Keep every character as it is and output all of the records.
*** INFORMATION GIVEN ***
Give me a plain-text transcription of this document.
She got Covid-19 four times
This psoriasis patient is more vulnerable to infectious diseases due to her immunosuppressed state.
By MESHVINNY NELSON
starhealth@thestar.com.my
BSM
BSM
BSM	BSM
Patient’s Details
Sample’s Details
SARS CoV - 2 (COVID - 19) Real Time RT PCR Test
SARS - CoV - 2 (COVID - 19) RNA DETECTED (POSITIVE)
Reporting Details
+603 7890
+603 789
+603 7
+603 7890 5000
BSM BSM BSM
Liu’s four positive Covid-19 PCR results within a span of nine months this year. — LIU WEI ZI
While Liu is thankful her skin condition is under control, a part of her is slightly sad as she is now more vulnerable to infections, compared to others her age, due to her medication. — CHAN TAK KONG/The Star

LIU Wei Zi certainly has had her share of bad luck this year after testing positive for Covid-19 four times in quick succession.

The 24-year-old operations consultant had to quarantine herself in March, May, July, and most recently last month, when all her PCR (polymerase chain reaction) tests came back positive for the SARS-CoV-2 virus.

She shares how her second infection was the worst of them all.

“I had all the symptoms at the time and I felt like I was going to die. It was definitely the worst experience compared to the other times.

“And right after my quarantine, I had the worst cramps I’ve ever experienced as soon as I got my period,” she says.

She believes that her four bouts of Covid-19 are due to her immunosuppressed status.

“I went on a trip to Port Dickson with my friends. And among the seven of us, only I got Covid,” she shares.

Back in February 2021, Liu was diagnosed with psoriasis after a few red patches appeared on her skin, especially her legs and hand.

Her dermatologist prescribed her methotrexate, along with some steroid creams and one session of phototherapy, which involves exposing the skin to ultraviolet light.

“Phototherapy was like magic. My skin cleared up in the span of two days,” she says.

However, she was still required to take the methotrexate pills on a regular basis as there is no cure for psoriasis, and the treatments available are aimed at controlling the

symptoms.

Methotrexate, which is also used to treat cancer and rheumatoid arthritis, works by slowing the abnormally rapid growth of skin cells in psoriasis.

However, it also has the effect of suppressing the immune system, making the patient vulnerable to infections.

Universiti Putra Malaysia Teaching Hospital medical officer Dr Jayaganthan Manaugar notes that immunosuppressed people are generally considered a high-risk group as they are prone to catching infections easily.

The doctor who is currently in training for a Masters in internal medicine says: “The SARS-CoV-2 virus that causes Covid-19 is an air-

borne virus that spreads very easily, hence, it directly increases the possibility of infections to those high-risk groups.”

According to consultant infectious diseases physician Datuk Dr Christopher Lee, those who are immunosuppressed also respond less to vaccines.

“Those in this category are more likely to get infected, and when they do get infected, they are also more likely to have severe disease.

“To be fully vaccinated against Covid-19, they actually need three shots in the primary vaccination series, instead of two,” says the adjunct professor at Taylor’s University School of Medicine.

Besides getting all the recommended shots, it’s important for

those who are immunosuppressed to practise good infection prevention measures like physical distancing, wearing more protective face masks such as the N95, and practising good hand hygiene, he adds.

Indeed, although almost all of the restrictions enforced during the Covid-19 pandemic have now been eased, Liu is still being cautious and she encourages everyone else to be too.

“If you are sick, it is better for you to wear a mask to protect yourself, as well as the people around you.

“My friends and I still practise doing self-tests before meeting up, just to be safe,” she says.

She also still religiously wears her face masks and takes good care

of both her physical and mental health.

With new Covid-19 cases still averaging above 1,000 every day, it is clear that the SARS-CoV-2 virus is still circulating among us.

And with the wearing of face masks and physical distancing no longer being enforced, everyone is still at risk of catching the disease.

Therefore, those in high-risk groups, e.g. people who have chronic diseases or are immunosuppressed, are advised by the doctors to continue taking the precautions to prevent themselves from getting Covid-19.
*** End of INFORMATION GIVEN ***
EXERCISE OUTPUT ::
Give me a plain-text transcription of this document.
She got Covid-19 four times
This psoriasis patient is more vulnerable to infectious diseases due to her immunosuppressed state.
By MESHVINNY NELSON
starhealth@thestar.com.my
BSM
BSM
BSM	BSM
Patient’s Details
Sample’s Details
SARS CoV - 2 (COVID - 19) Real Time RT PCR Test
SARS - CoV - 2 (COVID - 19) RNA DETECTED (POSITIVE)
Reporting Details
+603 7890
+603 789
+603 7
+603 7890 5000
BSM BSM BSM
Liu’s four positive Covid-19 PCR results within a span of nine months this year. — LIU WEI ZI
While Liu is thankful her skin condition is under control, a part of her is slightly sad as she is now more vulnerable to infections, compared to others her age, due to her medication. — CHAN TAK KONG/The Star

LIU Wei Zi certainly has had her share of bad luck this year after testing positive for Covid-19 four times in quick succession.

The 24-year-old operations consultant had to quarantine herself in March, May, July, and most recently last month, when all her PCR (polymerase chain reaction) tests came back positive for the SARS-CoV-2 virus.

She shares how her second infection was the worst of them all.

“I had all the symptoms at the time and I felt like I was going to die. It was definitely the worst experience compared to the other times.

“And right after my quarantine, I had the worst cramps I’ve ever experienced as soon as I got my period,” she says.

She believes that her four bouts of Covid-19 are due to her immunosuppressed status.

“I went on a trip to Port Dickson with my friends. And among the seven of us, only I got Covid,” she shares.

Back in February 2021, Liu was diagnosed with psoriasis after a few red patches appeared on her skin, especially her legs and hand.

Her dermatologist prescribed her methotrexate, along with some steroid creams and one session of phototherapy, which involves exposing the skin to ultraviolet light.

“Phototherapy was like magic. My skin cleared up in the span of two days,” she says.

However, she was still required to take the methotrexate pills on a regular basis as there is no cure for psoriasis, and the treatments available are aimed at controlling the

symptoms.

Methotrexate, which is also used to treat cancer and rheumatoid arthritis, works by slowing the abnormally rapid growth of skin cells in psoriasis.

However, it also has the effect of suppressing the immune system, making the patient vulnerable to infections.

Universiti Putra Malaysia Teaching Hospital medical officer Dr Jayaganthan Manaugar notes that immunosuppressed people are generally considered a high-risk group as they are prone to catching infections easily.

The doctor who is currently in training for a Masters in internal medicine says: “The SARS-CoV-2 virus that causes Covid-19 is an air-

borne virus that spreads very easily, hence, it directly increases the possibility of infections to those high-risk groups.”

According to consultant infectious diseases physician Datuk Dr Christopher Lee, those who are immunosuppressed also respond less to vaccines.

“Those in this category are more likely to get infected, and when they do get infected, they are also more likely to have severe disease.

“To be fully vaccinated against Covid-19, they actually need three shots in the primary vaccination series, instead of two,” says the adjunct professor at Taylor’s University School of Medicine.

Besides getting all the recommended shots, it’s important for

those who are immunosuppressed to practise good infection prevention measures like physical distancing, wearing more protective face masks such as the N95, and practising good hand hygiene, he adds.

Indeed, although almost all of the restrictions enforced during the Covid-19 pandemic have now been eased, Liu is still being cautious and she encourages everyone else to be too.

“If you are sick, it is better for you to wear a mask to protect yourself, as well as the people around you.

“My friends and I still practise doing self-tests before meeting up, just to be safe,” she says.

She also still religiously wears her face masks and takes good care

of both her physical and mental health.

With new Covid-19 cases still averaging above 1,000 every day, it is clear that the SARS-CoV-2 virus is still circulating among us.

And with the wearing of face masks and physical distancing no longer being enforced, everyone is still at risk of catching the disease.

Therefore, those in high-risk groups, e.g. people who have chronic diseases or are immunosuppressed, are advised by the doctors to continue taking the precautions to prevent themselves from getting Covid-19.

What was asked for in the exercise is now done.